## Problem to solve:
Check each line below for the word "проведении", and copy those that have it.

## Data section:
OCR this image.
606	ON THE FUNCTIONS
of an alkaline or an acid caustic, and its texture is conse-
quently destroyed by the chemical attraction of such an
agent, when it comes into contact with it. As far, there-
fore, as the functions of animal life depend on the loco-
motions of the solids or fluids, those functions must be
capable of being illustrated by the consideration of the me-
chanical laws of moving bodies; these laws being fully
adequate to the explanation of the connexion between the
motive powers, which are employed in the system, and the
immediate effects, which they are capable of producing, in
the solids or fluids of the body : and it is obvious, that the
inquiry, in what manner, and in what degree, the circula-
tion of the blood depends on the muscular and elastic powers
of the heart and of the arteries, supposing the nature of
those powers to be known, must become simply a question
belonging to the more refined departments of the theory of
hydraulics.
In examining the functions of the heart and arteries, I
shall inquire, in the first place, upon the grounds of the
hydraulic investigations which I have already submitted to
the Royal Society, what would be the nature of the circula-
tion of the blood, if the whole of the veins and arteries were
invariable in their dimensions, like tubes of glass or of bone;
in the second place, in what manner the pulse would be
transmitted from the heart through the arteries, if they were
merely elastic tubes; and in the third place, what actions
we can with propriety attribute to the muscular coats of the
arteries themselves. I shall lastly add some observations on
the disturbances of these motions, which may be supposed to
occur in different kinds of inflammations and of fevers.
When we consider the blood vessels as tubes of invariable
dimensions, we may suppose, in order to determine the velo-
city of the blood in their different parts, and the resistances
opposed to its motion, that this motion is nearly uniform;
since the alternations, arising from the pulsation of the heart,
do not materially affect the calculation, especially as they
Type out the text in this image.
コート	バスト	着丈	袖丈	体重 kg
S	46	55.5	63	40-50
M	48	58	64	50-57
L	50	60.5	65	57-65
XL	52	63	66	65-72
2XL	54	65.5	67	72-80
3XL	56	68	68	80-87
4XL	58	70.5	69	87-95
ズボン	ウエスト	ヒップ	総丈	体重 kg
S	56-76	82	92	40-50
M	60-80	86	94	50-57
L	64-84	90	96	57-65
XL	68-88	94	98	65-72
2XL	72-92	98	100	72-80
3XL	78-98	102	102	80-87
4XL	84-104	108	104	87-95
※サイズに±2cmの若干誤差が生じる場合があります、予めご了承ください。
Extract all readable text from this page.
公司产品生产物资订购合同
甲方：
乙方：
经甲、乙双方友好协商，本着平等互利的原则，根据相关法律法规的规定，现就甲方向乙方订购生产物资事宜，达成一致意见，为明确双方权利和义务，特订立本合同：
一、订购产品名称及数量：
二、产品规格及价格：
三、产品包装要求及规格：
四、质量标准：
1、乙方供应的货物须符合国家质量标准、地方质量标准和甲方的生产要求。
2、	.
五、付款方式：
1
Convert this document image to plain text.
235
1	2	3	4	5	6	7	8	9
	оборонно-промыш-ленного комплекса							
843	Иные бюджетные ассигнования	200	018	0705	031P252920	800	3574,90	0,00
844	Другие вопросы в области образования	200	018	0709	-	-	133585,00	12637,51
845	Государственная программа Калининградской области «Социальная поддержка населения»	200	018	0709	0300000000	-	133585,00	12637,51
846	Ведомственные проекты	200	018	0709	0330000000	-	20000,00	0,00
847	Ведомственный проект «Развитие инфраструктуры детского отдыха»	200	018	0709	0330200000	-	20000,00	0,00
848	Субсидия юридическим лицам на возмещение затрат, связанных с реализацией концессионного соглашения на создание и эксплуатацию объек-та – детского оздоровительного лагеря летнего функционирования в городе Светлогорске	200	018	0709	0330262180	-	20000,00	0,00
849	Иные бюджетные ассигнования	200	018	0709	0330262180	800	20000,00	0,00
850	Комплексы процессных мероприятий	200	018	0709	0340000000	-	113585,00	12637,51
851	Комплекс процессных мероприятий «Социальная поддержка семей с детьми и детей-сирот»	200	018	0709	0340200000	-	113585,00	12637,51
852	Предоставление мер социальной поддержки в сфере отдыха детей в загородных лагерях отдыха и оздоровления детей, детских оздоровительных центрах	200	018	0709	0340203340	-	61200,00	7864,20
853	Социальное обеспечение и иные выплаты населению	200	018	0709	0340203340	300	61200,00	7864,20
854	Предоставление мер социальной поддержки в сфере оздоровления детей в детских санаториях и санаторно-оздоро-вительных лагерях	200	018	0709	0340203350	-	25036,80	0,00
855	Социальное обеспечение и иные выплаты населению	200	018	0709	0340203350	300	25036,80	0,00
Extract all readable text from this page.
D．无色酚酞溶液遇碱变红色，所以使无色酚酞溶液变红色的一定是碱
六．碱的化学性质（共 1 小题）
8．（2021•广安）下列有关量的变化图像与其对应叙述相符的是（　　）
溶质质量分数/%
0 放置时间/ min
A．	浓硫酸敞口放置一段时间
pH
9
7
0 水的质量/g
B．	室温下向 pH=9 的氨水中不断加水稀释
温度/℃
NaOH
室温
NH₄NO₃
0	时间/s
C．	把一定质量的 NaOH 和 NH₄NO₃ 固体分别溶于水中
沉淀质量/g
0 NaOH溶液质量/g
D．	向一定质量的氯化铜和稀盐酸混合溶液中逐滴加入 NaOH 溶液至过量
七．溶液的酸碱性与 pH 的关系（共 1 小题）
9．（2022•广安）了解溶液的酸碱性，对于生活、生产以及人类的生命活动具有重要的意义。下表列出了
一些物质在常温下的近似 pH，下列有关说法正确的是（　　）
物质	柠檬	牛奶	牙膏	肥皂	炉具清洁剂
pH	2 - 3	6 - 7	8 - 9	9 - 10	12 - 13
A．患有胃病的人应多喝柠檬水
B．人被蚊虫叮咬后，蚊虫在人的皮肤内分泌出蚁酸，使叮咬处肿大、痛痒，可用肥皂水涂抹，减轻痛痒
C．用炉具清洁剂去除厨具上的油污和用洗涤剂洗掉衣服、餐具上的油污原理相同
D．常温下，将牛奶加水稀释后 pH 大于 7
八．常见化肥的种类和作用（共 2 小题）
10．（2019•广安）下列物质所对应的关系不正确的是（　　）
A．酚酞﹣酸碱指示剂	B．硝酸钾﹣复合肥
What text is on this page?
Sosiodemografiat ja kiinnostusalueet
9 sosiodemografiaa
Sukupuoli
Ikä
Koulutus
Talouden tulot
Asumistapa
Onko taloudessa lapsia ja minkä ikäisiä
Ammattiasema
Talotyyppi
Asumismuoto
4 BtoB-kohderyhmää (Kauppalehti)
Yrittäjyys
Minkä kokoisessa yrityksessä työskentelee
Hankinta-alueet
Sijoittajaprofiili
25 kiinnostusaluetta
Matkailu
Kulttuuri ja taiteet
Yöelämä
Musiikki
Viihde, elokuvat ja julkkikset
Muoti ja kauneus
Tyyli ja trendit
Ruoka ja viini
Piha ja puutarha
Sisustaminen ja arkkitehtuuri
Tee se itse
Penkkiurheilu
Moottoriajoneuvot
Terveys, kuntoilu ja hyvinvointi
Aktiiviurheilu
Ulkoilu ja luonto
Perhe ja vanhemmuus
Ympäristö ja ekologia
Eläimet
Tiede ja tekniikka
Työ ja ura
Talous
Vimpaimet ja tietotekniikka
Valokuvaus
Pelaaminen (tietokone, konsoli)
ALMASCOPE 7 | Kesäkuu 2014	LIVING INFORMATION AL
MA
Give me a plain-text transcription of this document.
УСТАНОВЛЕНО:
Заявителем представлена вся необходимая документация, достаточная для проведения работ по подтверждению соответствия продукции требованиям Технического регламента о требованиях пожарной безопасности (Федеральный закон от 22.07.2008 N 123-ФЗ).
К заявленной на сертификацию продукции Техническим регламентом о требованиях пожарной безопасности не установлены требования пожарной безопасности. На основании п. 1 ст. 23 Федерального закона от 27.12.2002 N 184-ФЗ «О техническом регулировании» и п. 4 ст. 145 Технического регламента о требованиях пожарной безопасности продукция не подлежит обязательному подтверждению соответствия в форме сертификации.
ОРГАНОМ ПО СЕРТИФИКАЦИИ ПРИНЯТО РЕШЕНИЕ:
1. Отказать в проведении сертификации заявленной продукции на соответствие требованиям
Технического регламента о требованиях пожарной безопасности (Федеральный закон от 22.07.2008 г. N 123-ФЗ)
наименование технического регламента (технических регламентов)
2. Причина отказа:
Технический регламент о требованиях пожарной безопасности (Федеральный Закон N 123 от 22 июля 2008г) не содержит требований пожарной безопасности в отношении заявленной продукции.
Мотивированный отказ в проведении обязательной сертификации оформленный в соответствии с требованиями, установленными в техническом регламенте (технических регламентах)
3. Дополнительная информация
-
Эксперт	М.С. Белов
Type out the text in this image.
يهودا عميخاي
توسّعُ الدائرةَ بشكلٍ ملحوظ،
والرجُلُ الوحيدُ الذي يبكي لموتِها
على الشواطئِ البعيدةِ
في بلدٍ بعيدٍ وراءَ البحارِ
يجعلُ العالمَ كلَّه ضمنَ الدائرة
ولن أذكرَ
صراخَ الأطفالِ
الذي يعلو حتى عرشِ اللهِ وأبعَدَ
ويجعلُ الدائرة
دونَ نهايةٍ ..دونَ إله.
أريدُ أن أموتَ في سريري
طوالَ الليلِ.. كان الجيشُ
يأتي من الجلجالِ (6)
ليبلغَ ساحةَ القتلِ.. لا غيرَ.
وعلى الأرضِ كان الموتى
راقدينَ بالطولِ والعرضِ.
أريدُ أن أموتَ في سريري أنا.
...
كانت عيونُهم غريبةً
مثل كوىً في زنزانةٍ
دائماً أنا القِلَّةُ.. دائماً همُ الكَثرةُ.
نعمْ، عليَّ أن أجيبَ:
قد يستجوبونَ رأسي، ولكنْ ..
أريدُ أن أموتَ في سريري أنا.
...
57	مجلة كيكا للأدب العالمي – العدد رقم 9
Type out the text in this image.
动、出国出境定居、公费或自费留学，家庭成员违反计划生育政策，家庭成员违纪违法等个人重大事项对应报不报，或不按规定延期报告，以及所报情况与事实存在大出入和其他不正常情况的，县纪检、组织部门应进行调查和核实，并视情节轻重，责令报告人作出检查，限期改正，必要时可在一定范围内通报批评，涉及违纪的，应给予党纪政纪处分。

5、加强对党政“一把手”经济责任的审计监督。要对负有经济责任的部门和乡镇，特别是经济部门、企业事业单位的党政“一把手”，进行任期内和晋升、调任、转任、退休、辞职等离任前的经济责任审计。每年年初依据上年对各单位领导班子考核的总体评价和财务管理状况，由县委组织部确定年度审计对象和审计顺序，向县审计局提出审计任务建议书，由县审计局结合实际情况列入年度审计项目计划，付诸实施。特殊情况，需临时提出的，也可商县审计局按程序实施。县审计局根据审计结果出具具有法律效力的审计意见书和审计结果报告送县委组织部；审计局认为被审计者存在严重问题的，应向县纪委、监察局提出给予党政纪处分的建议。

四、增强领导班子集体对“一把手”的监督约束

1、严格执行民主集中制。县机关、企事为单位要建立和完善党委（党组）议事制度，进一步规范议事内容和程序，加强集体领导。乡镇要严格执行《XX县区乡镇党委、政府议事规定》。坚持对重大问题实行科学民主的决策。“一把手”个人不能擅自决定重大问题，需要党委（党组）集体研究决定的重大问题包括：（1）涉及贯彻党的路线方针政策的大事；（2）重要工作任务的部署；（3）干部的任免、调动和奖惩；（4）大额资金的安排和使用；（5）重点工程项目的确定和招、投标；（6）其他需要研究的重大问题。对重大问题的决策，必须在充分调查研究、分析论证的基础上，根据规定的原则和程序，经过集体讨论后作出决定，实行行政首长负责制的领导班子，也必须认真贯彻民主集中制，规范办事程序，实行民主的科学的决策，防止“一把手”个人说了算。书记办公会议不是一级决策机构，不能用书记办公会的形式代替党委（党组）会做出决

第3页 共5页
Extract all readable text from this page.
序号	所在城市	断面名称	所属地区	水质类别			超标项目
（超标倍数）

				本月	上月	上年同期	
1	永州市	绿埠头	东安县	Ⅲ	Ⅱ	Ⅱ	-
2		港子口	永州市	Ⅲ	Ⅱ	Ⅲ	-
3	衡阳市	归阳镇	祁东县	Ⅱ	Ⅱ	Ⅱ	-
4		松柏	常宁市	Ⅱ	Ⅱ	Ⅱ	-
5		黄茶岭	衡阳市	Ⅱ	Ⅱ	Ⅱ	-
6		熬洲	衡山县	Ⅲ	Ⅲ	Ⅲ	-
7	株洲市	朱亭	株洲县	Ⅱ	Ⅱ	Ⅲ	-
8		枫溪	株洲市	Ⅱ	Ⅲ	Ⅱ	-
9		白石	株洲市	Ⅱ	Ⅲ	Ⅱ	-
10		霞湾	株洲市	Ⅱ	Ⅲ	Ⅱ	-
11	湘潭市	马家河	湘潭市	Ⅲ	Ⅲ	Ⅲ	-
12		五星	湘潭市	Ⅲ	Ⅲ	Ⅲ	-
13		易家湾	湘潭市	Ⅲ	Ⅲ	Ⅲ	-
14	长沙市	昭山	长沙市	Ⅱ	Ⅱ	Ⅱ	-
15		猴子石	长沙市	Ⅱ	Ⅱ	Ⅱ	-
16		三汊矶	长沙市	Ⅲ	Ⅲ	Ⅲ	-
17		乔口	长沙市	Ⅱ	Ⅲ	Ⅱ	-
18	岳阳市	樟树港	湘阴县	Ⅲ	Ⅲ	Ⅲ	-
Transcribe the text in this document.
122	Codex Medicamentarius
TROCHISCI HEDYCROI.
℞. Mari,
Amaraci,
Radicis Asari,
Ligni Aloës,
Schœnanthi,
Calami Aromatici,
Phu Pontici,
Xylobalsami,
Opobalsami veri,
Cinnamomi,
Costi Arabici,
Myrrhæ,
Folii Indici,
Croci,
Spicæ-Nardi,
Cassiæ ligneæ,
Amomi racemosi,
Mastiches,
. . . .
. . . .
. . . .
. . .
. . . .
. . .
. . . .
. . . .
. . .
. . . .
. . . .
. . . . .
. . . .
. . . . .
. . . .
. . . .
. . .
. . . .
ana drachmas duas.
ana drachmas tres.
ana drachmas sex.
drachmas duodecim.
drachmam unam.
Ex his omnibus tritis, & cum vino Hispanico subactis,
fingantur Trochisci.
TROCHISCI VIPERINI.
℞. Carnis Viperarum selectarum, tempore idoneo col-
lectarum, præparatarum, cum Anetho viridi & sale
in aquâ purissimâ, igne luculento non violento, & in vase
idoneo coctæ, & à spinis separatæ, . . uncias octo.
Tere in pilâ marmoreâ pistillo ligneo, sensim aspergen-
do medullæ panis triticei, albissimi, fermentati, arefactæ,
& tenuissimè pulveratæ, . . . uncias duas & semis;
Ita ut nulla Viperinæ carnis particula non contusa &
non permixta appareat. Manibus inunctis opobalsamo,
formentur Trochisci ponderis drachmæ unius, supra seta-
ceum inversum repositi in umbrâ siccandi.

## Written reply:
1. Отказать в проведении сертификации заявленной продукции на соответствие требованиям
Мотивированный отказ в проведении обязательной сертификации оформленный в соответствии с требованиями, установленными в техническом регламенте (технических регламентах)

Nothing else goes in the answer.